» **THE TASK**
Select all lines with the string "Normalized" in them, and copy those lines.
--- --- ---
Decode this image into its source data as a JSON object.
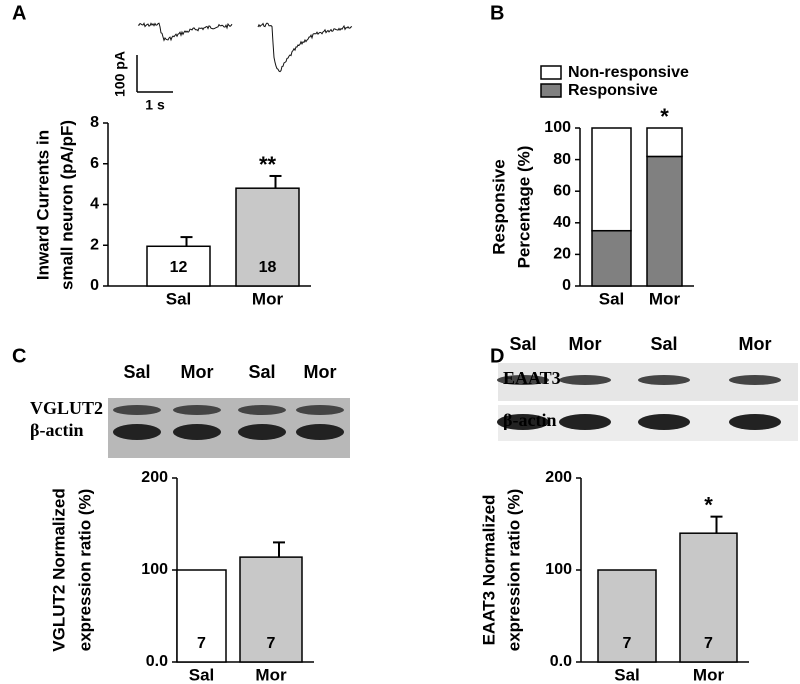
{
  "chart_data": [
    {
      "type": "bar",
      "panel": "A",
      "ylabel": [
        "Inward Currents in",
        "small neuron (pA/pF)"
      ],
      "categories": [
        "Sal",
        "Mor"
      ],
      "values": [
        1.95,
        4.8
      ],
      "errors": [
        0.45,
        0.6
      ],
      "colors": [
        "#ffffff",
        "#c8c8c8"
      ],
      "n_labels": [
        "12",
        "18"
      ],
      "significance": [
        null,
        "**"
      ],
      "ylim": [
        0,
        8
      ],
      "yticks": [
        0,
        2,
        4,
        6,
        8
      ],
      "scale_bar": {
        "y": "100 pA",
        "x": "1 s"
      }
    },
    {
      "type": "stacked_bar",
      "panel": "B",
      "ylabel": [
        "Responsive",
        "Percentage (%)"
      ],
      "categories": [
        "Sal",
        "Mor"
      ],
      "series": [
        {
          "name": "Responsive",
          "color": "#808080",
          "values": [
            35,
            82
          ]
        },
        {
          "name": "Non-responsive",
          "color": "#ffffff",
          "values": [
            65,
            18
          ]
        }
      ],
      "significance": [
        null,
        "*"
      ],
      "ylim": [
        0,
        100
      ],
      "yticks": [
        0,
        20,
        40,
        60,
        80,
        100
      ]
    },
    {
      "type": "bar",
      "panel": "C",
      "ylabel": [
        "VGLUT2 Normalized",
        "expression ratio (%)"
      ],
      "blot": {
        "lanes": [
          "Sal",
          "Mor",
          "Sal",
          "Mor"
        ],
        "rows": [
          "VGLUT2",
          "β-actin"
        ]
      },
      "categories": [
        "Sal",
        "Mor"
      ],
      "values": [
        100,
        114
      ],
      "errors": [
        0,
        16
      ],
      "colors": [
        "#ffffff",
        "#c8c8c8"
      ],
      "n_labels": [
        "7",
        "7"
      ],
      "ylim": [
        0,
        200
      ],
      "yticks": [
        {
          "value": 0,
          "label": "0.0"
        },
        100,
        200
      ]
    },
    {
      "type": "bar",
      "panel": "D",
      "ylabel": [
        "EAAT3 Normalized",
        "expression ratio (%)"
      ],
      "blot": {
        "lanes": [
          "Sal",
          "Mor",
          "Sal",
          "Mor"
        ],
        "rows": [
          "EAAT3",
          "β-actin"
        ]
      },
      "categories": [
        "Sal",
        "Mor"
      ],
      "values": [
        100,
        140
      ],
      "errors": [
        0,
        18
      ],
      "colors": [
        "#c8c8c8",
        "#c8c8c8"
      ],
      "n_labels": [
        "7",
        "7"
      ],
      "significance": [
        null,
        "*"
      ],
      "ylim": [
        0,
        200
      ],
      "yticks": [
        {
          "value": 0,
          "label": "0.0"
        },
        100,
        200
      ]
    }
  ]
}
--- --- ---
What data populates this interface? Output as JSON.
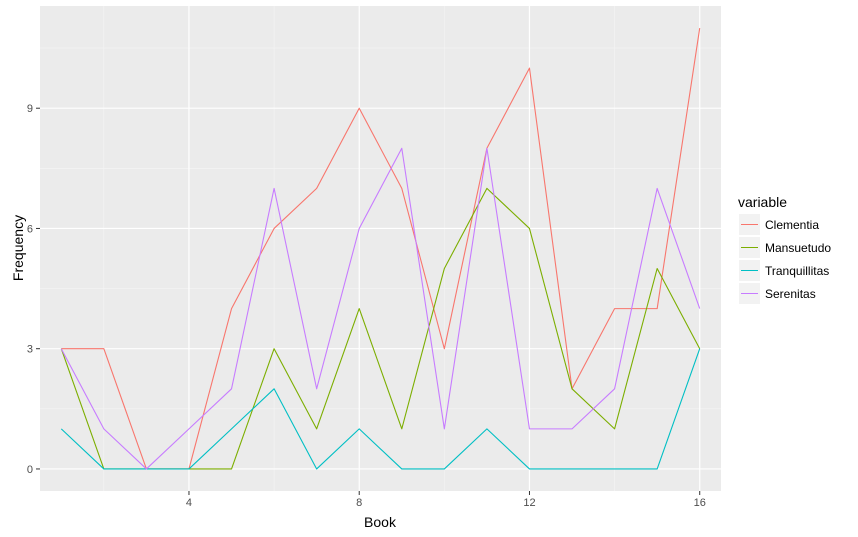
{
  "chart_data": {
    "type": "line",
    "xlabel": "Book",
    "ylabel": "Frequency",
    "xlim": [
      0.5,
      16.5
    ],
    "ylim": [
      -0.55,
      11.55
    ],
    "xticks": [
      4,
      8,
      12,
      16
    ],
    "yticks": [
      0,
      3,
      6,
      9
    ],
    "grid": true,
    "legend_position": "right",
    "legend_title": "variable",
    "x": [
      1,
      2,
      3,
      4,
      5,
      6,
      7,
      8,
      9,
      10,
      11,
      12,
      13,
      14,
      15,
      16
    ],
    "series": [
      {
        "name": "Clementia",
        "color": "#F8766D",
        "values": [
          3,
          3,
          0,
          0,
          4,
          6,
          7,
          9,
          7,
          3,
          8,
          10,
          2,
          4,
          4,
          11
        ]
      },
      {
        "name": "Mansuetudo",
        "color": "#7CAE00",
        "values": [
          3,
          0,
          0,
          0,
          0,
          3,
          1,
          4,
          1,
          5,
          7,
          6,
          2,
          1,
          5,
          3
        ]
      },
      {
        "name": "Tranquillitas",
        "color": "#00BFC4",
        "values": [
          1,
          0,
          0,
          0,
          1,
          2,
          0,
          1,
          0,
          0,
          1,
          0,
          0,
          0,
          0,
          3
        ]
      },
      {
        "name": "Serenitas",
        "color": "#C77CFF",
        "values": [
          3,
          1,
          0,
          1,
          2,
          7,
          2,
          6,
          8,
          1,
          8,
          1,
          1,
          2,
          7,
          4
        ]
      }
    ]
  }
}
--- --- ---
» **WRITTEN ANSWER**
        "VGLUT2 Normalized",
        "EAAT3 Normalized",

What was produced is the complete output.